» 本文
>>>
ー米百俵伝説ー 点から面 (1995年9月)
《後 編》
「オレだったらおまえたちから米百俵買わないな」尼崎で行われた若手酒屋の会に駆けつけてくれた「元番長」Tさんの言った言葉に皆一同シ〜ン。だって怖いんだもん。
「気迫が伝わってこないんだっぺ。
おまえら、何かをやるということは
死ぬ気でやるという事だぞ」
「そこまで覚悟あんの?」
その言葉で思いだしたのが、Tさん
ある会で新聞記者の方と業界の今後をどうやって良くしていくか議論になった時、お互い白熱しすぎて一晩明け、なんと二晩めも明け48時間に渡って延々と語りあったという都市伝説。
おれは今やっていることのために血尿まで出てるぞ。おまえら血尿出したことあんのか。
根性論を奨励するのではなく俺たちはそれくらいの覚悟を持ってやっているという事を伝えたかったのだと思います。
Tさんたちを中心に会は進行していきましたが、この人達の凄いところは、相手にとって
一番大事なことは何かを常に考えていることです。
<<<
» データ抜粋
>>>
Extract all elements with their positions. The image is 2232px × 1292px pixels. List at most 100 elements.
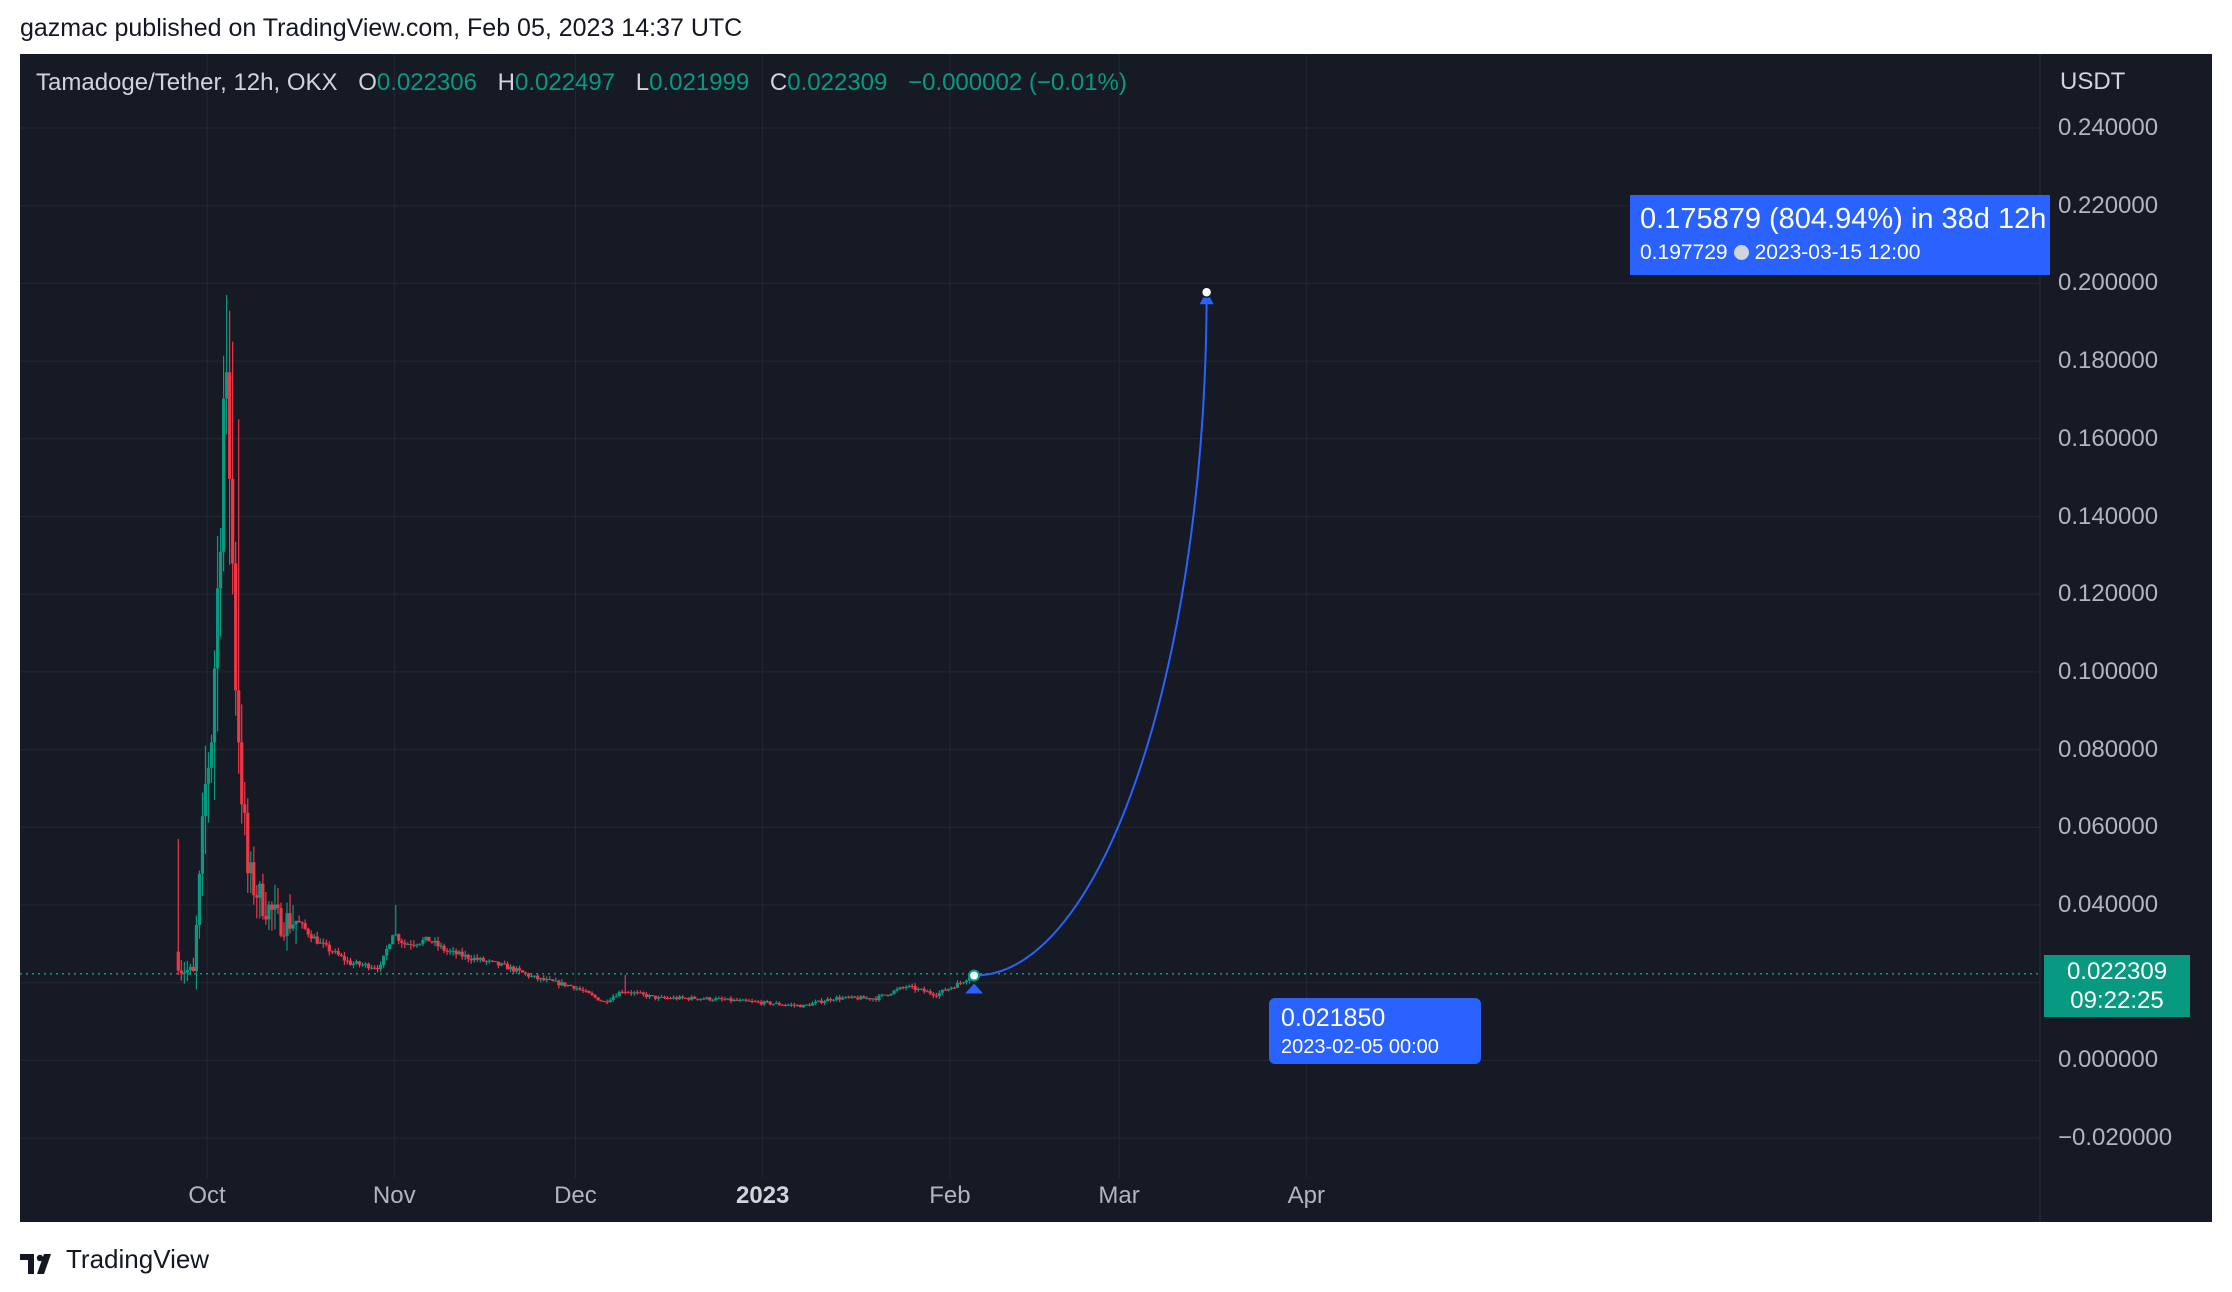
<<<
米百俵伝説の文章のうち、「おまえら、何かをやるということは」で始まり「おれは今やっていることのために血尿まで出てるぞ。おまえら血尿出したことあんのか。」で終わる部分を、一字も変えずに書き写す。

» 解答
おまえら、何かをやるということは
死ぬ気でやるという事だぞ」
「そこまで覚悟あんの?」
その言葉で思いだしたのが、Tさん
ある会で新聞記者の方と業界の今後をどうやって良くしていくか議論になった時、お互い白熱しすぎて一晩明け、なんと二晩めも明け48時間に渡って延々と語りあったという都市伝説。
おれは今やっていることのために血尿まで出てるぞ。おまえら血尿出したことあんのか。